The exercise: Can you find the lines of the listing that include "Percentage" and copy every one?

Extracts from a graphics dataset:
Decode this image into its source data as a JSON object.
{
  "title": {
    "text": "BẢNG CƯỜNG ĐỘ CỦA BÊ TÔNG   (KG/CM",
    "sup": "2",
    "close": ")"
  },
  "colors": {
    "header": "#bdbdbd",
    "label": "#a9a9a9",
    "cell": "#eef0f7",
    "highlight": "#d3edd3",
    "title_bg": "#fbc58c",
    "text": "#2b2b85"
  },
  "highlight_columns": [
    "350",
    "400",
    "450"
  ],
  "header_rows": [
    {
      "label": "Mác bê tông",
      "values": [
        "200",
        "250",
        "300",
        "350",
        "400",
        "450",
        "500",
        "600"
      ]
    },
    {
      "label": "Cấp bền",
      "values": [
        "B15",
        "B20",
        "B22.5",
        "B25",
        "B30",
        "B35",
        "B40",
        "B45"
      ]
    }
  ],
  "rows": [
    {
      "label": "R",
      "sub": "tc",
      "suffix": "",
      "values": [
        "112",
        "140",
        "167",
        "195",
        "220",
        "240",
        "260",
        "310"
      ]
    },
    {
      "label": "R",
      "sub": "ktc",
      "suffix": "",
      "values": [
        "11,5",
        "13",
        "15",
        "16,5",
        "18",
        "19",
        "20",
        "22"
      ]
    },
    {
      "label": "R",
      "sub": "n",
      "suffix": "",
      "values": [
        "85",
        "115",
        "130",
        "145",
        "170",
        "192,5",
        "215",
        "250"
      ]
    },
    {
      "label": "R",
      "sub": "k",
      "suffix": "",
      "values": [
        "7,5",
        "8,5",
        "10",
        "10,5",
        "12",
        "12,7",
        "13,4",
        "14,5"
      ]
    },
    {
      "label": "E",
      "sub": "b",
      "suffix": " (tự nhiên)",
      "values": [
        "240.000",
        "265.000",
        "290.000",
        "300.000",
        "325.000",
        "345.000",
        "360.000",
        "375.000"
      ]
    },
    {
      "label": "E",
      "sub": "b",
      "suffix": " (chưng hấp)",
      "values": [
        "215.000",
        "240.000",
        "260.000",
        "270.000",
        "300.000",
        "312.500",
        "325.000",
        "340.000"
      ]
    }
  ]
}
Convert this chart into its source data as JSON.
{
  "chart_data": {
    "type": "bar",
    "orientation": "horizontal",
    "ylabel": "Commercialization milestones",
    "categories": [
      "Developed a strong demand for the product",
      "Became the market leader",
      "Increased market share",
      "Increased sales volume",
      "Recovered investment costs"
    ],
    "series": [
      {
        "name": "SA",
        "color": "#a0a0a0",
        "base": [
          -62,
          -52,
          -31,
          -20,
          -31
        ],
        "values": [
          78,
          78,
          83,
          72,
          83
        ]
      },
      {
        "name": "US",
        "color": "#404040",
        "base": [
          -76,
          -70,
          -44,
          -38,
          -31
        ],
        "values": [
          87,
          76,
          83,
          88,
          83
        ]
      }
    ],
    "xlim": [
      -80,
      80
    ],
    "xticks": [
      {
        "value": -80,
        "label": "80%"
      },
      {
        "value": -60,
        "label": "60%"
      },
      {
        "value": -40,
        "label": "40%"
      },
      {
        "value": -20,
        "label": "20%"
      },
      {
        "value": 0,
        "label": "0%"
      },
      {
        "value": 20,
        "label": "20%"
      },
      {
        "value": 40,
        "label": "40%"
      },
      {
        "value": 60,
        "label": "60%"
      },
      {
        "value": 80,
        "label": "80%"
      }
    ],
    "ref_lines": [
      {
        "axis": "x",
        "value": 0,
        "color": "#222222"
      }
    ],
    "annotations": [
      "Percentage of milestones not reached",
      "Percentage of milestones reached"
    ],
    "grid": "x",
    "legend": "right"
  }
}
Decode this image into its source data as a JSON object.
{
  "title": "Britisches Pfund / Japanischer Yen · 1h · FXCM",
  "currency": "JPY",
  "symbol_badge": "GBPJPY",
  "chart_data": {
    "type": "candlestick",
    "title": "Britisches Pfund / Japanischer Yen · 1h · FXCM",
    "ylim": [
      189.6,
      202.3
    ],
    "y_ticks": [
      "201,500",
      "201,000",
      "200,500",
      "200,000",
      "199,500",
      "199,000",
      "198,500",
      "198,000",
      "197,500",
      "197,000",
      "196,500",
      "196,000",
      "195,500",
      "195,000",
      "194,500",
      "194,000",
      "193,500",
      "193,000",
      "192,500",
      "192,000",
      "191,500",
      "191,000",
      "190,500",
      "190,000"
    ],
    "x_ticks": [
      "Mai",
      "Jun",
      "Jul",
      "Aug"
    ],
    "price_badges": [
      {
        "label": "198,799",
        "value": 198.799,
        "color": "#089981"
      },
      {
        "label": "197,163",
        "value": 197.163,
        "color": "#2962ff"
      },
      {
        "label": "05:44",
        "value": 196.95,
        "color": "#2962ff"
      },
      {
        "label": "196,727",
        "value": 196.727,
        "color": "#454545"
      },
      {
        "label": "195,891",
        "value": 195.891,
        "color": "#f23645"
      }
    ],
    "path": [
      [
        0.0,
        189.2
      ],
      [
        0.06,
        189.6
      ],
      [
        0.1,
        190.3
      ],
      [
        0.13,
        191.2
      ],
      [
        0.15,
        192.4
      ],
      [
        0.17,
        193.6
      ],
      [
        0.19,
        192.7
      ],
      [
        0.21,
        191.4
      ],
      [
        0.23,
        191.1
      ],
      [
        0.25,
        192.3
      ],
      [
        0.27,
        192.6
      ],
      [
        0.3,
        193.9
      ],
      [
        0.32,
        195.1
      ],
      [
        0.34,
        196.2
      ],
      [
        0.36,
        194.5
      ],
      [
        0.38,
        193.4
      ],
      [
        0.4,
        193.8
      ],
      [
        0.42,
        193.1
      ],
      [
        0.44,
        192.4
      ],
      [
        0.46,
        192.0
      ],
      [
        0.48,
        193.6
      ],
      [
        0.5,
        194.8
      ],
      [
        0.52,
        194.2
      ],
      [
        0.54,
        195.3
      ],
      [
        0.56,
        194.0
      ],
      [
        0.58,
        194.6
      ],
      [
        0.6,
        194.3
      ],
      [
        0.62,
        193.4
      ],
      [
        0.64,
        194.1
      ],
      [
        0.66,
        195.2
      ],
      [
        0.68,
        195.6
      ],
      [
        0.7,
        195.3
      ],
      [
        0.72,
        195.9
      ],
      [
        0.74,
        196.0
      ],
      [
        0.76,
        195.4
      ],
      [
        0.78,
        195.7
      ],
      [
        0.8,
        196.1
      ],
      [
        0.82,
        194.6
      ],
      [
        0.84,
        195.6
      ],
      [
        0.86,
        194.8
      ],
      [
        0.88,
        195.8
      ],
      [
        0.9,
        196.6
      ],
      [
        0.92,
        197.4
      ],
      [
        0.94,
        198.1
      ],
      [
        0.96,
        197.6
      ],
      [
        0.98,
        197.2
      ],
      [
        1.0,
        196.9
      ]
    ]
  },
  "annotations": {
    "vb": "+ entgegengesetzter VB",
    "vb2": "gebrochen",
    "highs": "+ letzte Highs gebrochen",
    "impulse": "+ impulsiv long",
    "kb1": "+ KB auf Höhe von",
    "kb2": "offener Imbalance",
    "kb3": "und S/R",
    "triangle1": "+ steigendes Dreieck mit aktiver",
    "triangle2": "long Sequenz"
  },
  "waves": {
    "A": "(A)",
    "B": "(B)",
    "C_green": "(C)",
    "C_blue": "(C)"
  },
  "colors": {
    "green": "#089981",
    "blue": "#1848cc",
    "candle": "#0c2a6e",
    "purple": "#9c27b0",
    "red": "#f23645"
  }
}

The output:
      "Percentage of milestones not reached",
      "Percentage of milestones reached"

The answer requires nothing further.